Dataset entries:

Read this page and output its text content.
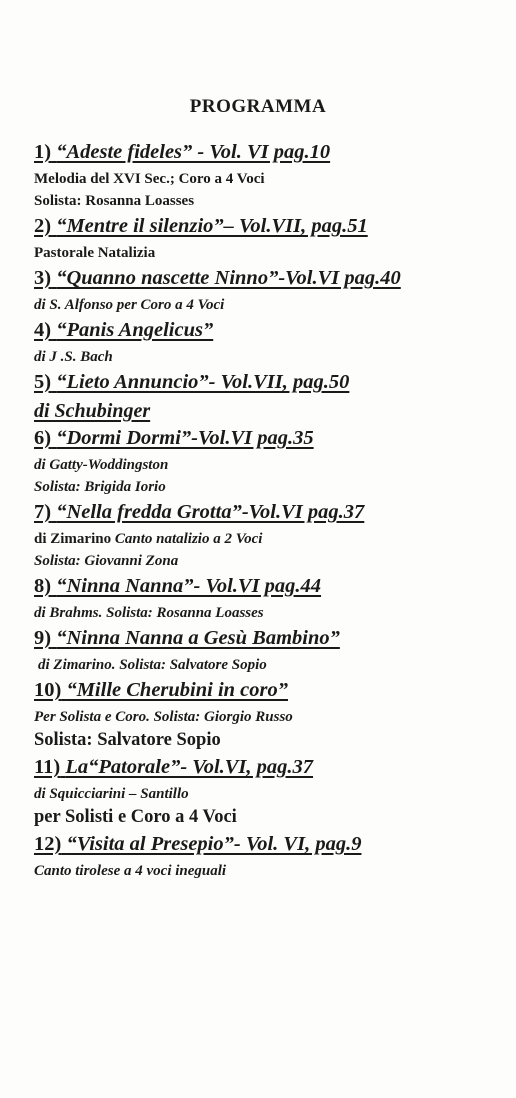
PROGRAMMA
1) “Adeste fideles” - Vol. VI pag.10
Melodia del XVI Sec.; Coro a 4 Voci
Solista: Rosanna Loasses
2) “Mentre il silenzio”– Vol.VII, pag.51
Pastorale Natalizia
3) “Quanno nascette Ninno”-Vol.VI pag.40
di S. Alfonso per Coro a 4 Voci
4) “Panis Angelicus”
di J .S. Bach
5) “Lieto Annuncio”- Vol.VII, pag.50
di Schubinger
6) “Dormi Dormi”-Vol.VI pag.35
di Gatty-Woddingston
Solista: Brigida Iorio
7) “Nella fredda Grotta”-Vol.VI pag.37
di Zimarino Canto natalizio a 2 Voci
Solista: Giovanni Zona
8) “Ninna Nanna”- Vol.VI pag.44
di Brahms. Solista: Rosanna Loasses
9) “Ninna Nanna a Gesù Bambino”
di Zimarino. Solista: Salvatore Sopio
10) “Mille Cherubini in coro”
Per Solista e Coro. Solista: Giorgio Russo
Solista: Salvatore Sopio
11) La“Patorale”- Vol.VI, pag.37
di Squicciarini – Santillo
per Solisti e Coro a 4 Voci
12) “Visita al Presepio”- Vol. VI, pag.9
Canto tirolese a 4 voci ineguali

Written exercise:
Copy out each line that contains the word "Zimarino".

Full solution:
di Zimarino Canto natalizio a 2 Voci
di Zimarino. Solista: Salvatore Sopio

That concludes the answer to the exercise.